### DATA PROVIDED
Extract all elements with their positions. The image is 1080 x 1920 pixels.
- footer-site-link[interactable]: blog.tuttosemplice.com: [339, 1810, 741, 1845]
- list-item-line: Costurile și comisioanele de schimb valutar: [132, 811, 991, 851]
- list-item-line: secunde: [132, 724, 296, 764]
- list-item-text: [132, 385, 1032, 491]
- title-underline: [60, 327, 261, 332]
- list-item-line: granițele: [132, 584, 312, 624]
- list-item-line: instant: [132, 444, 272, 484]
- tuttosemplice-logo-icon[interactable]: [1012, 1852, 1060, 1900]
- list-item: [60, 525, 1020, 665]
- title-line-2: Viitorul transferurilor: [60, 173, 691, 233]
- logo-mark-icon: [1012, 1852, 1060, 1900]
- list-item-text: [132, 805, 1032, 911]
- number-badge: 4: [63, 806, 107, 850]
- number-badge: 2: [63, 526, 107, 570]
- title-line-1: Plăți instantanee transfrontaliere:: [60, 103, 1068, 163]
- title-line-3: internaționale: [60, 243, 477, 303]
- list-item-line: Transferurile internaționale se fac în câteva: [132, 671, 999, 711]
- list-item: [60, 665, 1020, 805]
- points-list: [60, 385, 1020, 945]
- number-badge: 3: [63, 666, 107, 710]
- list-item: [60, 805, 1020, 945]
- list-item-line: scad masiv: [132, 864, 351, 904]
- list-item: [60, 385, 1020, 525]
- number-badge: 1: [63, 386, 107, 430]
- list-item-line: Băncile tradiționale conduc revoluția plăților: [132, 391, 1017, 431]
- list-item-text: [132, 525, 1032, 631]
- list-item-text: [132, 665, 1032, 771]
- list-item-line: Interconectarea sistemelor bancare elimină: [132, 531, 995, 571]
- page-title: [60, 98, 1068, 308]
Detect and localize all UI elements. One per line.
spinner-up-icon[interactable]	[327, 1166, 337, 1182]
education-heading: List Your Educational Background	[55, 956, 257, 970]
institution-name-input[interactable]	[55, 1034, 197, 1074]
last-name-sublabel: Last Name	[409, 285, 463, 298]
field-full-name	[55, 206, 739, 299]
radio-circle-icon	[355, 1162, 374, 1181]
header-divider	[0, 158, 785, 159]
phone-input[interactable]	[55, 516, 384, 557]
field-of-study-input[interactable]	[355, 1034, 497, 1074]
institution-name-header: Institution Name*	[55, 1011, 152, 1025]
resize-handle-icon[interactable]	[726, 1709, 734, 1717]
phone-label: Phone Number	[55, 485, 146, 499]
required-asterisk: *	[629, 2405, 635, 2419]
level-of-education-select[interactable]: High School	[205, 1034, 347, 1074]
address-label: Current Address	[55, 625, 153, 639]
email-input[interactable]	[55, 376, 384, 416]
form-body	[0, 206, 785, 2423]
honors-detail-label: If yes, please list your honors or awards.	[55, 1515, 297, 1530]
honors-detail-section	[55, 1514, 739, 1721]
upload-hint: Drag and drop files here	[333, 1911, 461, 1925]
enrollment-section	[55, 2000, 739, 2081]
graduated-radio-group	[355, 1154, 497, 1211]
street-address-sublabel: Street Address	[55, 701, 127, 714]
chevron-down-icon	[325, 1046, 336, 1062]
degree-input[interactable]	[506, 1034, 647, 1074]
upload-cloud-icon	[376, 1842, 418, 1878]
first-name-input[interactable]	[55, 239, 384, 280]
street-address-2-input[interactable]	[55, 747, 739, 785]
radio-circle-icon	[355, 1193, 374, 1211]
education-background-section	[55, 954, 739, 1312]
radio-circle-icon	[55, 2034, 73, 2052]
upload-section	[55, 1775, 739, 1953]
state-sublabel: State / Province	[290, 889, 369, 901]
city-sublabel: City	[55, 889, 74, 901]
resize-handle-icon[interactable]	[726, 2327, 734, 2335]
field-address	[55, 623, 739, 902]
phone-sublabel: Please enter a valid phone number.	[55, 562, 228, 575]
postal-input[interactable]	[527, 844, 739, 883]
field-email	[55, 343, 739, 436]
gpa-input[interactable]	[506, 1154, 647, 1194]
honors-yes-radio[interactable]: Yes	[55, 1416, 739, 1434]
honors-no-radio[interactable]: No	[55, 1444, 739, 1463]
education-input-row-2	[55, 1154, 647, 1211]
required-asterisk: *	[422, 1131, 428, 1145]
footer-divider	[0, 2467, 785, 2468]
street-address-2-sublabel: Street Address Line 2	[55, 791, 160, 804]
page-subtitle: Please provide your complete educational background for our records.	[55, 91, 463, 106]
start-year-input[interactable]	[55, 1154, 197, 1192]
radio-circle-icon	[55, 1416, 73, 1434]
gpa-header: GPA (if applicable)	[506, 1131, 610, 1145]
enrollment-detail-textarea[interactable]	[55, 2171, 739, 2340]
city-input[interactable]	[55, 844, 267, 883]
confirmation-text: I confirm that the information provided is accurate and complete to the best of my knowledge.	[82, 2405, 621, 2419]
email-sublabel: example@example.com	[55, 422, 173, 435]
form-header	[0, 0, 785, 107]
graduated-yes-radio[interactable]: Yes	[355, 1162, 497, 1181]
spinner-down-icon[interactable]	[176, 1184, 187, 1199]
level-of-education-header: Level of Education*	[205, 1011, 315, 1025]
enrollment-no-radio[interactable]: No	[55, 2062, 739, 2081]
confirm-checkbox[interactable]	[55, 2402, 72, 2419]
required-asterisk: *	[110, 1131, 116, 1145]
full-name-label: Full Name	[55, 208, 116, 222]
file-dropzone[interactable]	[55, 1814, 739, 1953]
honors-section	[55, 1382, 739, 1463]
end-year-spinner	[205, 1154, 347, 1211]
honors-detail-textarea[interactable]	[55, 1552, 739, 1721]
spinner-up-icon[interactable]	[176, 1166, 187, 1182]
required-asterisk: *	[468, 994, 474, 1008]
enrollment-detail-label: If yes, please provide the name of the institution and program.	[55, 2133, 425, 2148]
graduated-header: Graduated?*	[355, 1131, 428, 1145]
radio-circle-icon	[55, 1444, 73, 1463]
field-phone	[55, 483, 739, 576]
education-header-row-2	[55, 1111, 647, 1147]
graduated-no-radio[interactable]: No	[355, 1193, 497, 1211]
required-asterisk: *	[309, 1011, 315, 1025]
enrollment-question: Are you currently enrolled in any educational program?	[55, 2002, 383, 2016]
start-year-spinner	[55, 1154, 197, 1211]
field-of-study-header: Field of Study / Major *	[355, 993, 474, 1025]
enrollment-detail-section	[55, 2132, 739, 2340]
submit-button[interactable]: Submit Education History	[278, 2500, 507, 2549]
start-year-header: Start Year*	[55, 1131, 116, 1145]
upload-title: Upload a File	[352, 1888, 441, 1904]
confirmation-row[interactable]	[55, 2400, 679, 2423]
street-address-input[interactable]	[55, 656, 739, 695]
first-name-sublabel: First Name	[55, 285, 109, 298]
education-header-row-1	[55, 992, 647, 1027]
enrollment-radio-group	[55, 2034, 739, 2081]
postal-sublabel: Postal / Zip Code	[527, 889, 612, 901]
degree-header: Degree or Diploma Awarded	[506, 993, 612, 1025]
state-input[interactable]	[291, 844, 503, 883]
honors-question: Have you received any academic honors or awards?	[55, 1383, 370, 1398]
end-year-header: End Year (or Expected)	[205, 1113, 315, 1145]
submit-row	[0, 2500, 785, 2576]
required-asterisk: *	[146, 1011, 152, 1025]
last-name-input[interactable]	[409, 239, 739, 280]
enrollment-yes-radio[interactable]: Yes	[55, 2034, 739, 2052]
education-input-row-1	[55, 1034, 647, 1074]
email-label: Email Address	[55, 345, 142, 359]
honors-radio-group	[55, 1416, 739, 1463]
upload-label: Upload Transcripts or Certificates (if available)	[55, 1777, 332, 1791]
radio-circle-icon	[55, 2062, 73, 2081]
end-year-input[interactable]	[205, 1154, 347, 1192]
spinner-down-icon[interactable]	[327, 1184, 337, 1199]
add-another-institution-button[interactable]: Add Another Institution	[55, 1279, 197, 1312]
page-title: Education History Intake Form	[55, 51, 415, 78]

### PROBLEM
Copy the stretch from the start of the records through the line containing "- list-item-line: Costurile", changing "pixels" to "px" and leaving everything else as it is.

### ANSWER FOR THE TASK
Extract all elements with their positions. The image is 1080 x 1920 px.
- footer-site-link[interactable]: blog.tuttosemplice.com: [339, 1810, 741, 1845]
- list-item-line: Costurile și comisioanele de schimb valutar: [132, 811, 991, 851]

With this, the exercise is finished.